YOUR GOAL – Your task is to output the listing word for word, with pictures excluded.

TASK INPUT –
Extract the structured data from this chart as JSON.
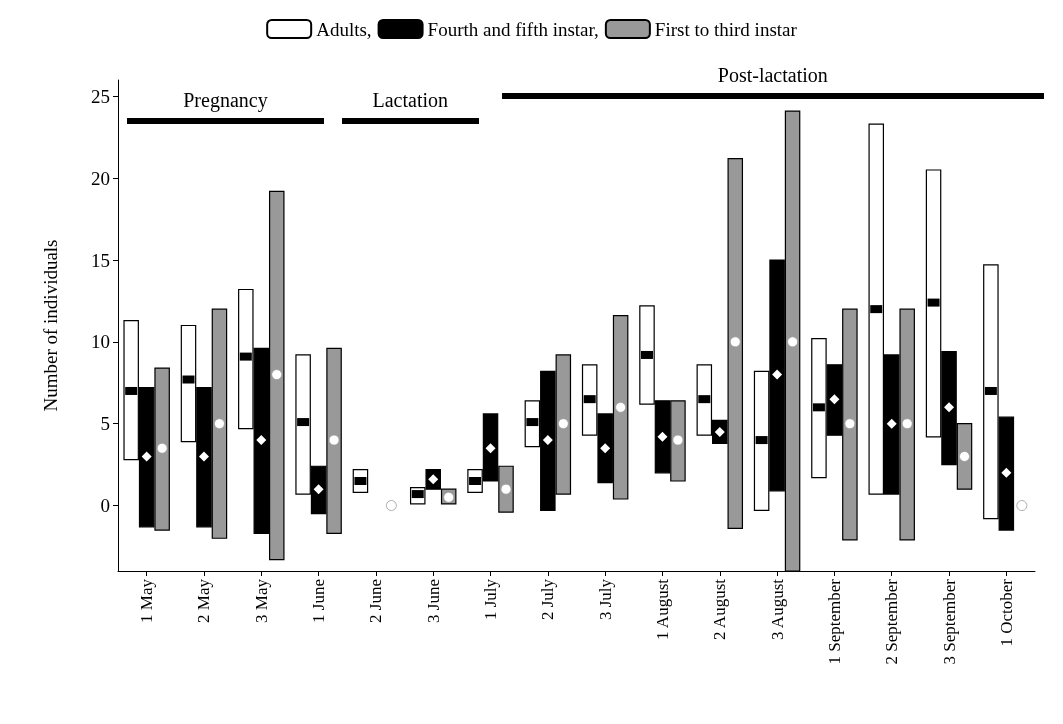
{
  "chart_data": {
    "type": "bar",
    "ylabel": "Number of individuals",
    "categories": [
      "1 May",
      "2 May",
      "3 May",
      "1 June",
      "2 June",
      "3 June",
      "1 July",
      "2 July",
      "3 July",
      "1 August",
      "2 August",
      "3 August",
      "1 September",
      "2 September",
      "3 September",
      "1 October"
    ],
    "ylim": [
      -4,
      26
    ],
    "yticks": [
      0,
      5,
      10,
      15,
      20,
      25
    ],
    "grid": false,
    "legend": "top",
    "series": [
      {
        "name": "Adults,",
        "color": "#ffffff",
        "base": [
          2.8,
          3.9,
          4.7,
          0.7,
          0.8,
          0.1,
          0.8,
          3.6,
          4.3,
          6.2,
          4.3,
          -0.3,
          1.7,
          0.7,
          4.2,
          -0.8
        ],
        "values": [
          8.5,
          7.1,
          8.5,
          8.5,
          1.4,
          1.0,
          1.4,
          2.8,
          4.3,
          6.0,
          4.3,
          8.5,
          8.5,
          22.6,
          16.3,
          15.5
        ]
      },
      {
        "name": "Fourth and fifth instar,",
        "color": "#000000",
        "base": [
          -1.3,
          -1.3,
          -1.7,
          -0.5,
          null,
          1.0,
          1.5,
          -0.3,
          1.4,
          2.0,
          3.8,
          0.9,
          4.3,
          0.7,
          2.5,
          -1.5
        ],
        "values": [
          8.5,
          8.5,
          11.3,
          2.9,
          null,
          1.2,
          4.1,
          8.5,
          4.2,
          4.4,
          1.4,
          14.1,
          4.3,
          8.5,
          6.9,
          6.9
        ]
      },
      {
        "name": "First to third instar",
        "color": "#999999",
        "base": [
          -1.5,
          -2.0,
          -3.3,
          -1.7,
          null,
          0.1,
          -0.4,
          0.7,
          0.4,
          1.5,
          -1.4,
          -4.0,
          -2.1,
          -2.1,
          1.0,
          null
        ],
        "values": [
          9.9,
          14.0,
          22.5,
          11.3,
          null,
          0.9,
          2.8,
          8.5,
          11.2,
          4.9,
          22.6,
          28.1,
          14.1,
          14.1,
          4.0,
          null
        ]
      },
      {
        "type": "scatter",
        "marker": "square",
        "color": "#000000",
        "x": [
          "1 May",
          "2 May",
          "3 May",
          "1 June",
          "2 June",
          "3 June",
          "1 July",
          "2 July",
          "3 July",
          "1 August",
          "2 August",
          "3 August",
          "1 September",
          "2 September",
          "3 September",
          "1 October"
        ],
        "values": [
          7.0,
          7.7,
          9.1,
          5.1,
          1.5,
          0.7,
          1.5,
          5.1,
          6.5,
          9.2,
          6.5,
          4.0,
          6.0,
          12.0,
          12.4,
          7.0
        ]
      },
      {
        "type": "scatter",
        "marker": "diamond",
        "color": "#ffffff",
        "x": [
          "1 May",
          "2 May",
          "3 May",
          "1 June",
          "3 June",
          "1 July",
          "2 July",
          "3 July",
          "1 August",
          "2 August",
          "3 August",
          "1 September",
          "2 September",
          "3 September",
          "1 October"
        ],
        "values": [
          3.0,
          3.0,
          4.0,
          1.0,
          1.6,
          3.5,
          4.0,
          3.5,
          4.2,
          4.5,
          8.0,
          6.5,
          5.0,
          6.0,
          2.0
        ]
      },
      {
        "type": "scatter",
        "marker": "circle",
        "color": "#ffffff",
        "x": [
          "1 May",
          "2 May",
          "3 May",
          "1 June",
          "2 June",
          "3 June",
          "1 July",
          "2 July",
          "3 July",
          "1 August",
          "2 August",
          "3 August",
          "1 September",
          "2 September",
          "3 September",
          "1 October"
        ],
        "values": [
          3.5,
          5.0,
          8.0,
          4.0,
          0,
          0.5,
          1.0,
          5.0,
          6.0,
          4.0,
          10.0,
          10.0,
          5.0,
          5.0,
          3.0,
          0
        ]
      }
    ],
    "annotations": [
      "Pregnancy",
      "Lactation",
      "Post-lactation"
    ]
  }
}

TASK SOLUTION –
Extract the structured data from this chart as JSON.
{
  "chart_data": {
    "type": "bar",
    "ylabel": "Number of individuals",
    "categories": [
      "1 May",
      "2 May",
      "3 May",
      "1 June",
      "2 June",
      "3 June",
      "1 July",
      "2 July",
      "3 July",
      "1 August",
      "2 August",
      "3 August",
      "1 September",
      "2 September",
      "3 September",
      "1 October"
    ],
    "ylim": [
      -4,
      26
    ],
    "yticks": [
      0,
      5,
      10,
      15,
      20,
      25
    ],
    "grid": false,
    "legend": "top",
    "series": [
      {
        "name": "Adults,",
        "color": "#ffffff",
        "base": [
          2.8,
          3.9,
          4.7,
          0.7,
          0.8,
          0.1,
          0.8,
          3.6,
          4.3,
          6.2,
          4.3,
          -0.3,
          1.7,
          0.7,
          4.2,
          -0.8
        ],
        "values": [
          8.5,
          7.1,
          8.5,
          8.5,
          1.4,
          1.0,
          1.4,
          2.8,
          4.3,
          6.0,
          4.3,
          8.5,
          8.5,
          22.6,
          16.3,
          15.5
        ]
      },
      {
        "name": "Fourth and fifth instar,",
        "color": "#000000",
        "base": [
          -1.3,
          -1.3,
          -1.7,
          -0.5,
          null,
          1.0,
          1.5,
          -0.3,
          1.4,
          2.0,
          3.8,
          0.9,
          4.3,
          0.7,
          2.5,
          -1.5
        ],
        "values": [
          8.5,
          8.5,
          11.3,
          2.9,
          null,
          1.2,
          4.1,
          8.5,
          4.2,
          4.4,
          1.4,
          14.1,
          4.3,
          8.5,
          6.9,
          6.9
        ]
      },
      {
        "name": "First to third instar",
        "color": "#999999",
        "base": [
          -1.5,
          -2.0,
          -3.3,
          -1.7,
          null,
          0.1,
          -0.4,
          0.7,
          0.4,
          1.5,
          -1.4,
          -4.0,
          -2.1,
          -2.1,
          1.0,
          null
        ],
        "values": [
          9.9,
          14.0,
          22.5,
          11.3,
          null,
          0.9,
          2.8,
          8.5,
          11.2,
          4.9,
          22.6,
          28.1,
          14.1,
          14.1,
          4.0,
          null
        ]
      },
      {
        "type": "scatter",
        "marker": "square",
        "color": "#000000",
        "x": [
          "1 May",
          "2 May",
          "3 May",
          "1 June",
          "2 June",
          "3 June",
          "1 July",
          "2 July",
          "3 July",
          "1 August",
          "2 August",
          "3 August",
          "1 September",
          "2 September",
          "3 September",
          "1 October"
        ],
        "values": [
          7.0,
          7.7,
          9.1,
          5.1,
          1.5,
          0.7,
          1.5,
          5.1,
          6.5,
          9.2,
          6.5,
          4.0,
          6.0,
          12.0,
          12.4,
          7.0
        ]
      },
      {
        "type": "scatter",
        "marker": "diamond",
        "color": "#ffffff",
        "x": [
          "1 May",
          "2 May",
          "3 May",
          "1 June",
          "3 June",
          "1 July",
          "2 July",
          "3 July",
          "1 August",
          "2 August",
          "3 August",
          "1 September",
          "2 September",
          "3 September",
          "1 October"
        ],
        "values": [
          3.0,
          3.0,
          4.0,
          1.0,
          1.6,
          3.5,
          4.0,
          3.5,
          4.2,
          4.5,
          8.0,
          6.5,
          5.0,
          6.0,
          2.0
        ]
      },
      {
        "type": "scatter",
        "marker": "circle",
        "color": "#ffffff",
        "x": [
          "1 May",
          "2 May",
          "3 May",
          "1 June",
          "2 June",
          "3 June",
          "1 July",
          "2 July",
          "3 July",
          "1 August",
          "2 August",
          "3 August",
          "1 September",
          "2 September",
          "3 September",
          "1 October"
        ],
        "values": [
          3.5,
          5.0,
          8.0,
          4.0,
          0,
          0.5,
          1.0,
          5.0,
          6.0,
          4.0,
          10.0,
          10.0,
          5.0,
          5.0,
          3.0,
          0
        ]
      }
    ],
    "annotations": [
      "Pregnancy",
      "Lactation",
      "Post-lactation"
    ]
  }
}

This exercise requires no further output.